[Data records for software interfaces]
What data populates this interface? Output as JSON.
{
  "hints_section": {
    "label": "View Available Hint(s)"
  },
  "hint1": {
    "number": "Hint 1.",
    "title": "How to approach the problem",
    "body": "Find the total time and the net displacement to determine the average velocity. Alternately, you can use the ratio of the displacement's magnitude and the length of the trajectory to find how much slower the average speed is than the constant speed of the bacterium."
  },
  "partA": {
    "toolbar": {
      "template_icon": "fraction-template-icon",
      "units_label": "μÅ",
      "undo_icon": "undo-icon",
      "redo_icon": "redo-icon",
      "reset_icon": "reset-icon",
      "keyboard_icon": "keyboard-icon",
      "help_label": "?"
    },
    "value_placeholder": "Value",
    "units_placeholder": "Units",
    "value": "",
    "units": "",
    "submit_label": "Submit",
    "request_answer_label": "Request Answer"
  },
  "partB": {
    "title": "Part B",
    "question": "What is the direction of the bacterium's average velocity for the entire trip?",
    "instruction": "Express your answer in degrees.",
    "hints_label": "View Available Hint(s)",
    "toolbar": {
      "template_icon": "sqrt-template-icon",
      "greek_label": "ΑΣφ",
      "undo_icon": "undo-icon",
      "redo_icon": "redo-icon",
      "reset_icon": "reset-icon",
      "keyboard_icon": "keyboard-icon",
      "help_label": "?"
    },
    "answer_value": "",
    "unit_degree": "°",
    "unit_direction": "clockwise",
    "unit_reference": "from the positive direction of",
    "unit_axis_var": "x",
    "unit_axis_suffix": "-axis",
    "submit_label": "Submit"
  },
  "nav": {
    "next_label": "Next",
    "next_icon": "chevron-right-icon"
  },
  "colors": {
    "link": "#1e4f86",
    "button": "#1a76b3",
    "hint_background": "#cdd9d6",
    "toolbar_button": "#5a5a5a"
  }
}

▶ [BRIEF] Keeping each line exactly as it is, retype all of the data.

▶ [SOLVED PROBLEM]
What data populates this interface? Output as JSON.
{
  "hints_section": {
    "label": "View Available Hint(s)"
  },
  "hint1": {
    "number": "Hint 1.",
    "title": "How to approach the problem",
    "body": "Find the total time and the net displacement to determine the average velocity. Alternately, you can use the ratio of the displacement's magnitude and the length of the trajectory to find how much slower the average speed is than the constant speed of the bacterium."
  },
  "partA": {
    "toolbar": {
      "template_icon": "fraction-template-icon",
      "units_label": "μÅ",
      "undo_icon": "undo-icon",
      "redo_icon": "redo-icon",
      "reset_icon": "reset-icon",
      "keyboard_icon": "keyboard-icon",
      "help_label": "?"
    },
    "value_placeholder": "Value",
    "units_placeholder": "Units",
    "value": "",
    "units": "",
    "submit_label": "Submit",
    "request_answer_label": "Request Answer"
  },
  "partB": {
    "title": "Part B",
    "question": "What is the direction of the bacterium's average velocity for the entire trip?",
    "instruction": "Express your answer in degrees.",
    "hints_label": "View Available Hint(s)",
    "toolbar": {
      "template_icon": "sqrt-template-icon",
      "greek_label": "ΑΣφ",
      "undo_icon": "undo-icon",
      "redo_icon": "redo-icon",
      "reset_icon": "reset-icon",
      "keyboard_icon": "keyboard-icon",
      "help_label": "?"
    },
    "answer_value": "",
    "unit_degree": "°",
    "unit_direction": "clockwise",
    "unit_reference": "from the positive direction of",
    "unit_axis_var": "x",
    "unit_axis_suffix": "-axis",
    "submit_label": "Submit"
  },
  "nav": {
    "next_label": "Next",
    "next_icon": "chevron-right-icon"
  },
  "colors": {
    "link": "#1e4f86",
    "button": "#1a76b3",
    "hint_background": "#cdd9d6",
    "toolbar_button": "#5a5a5a"
  }
}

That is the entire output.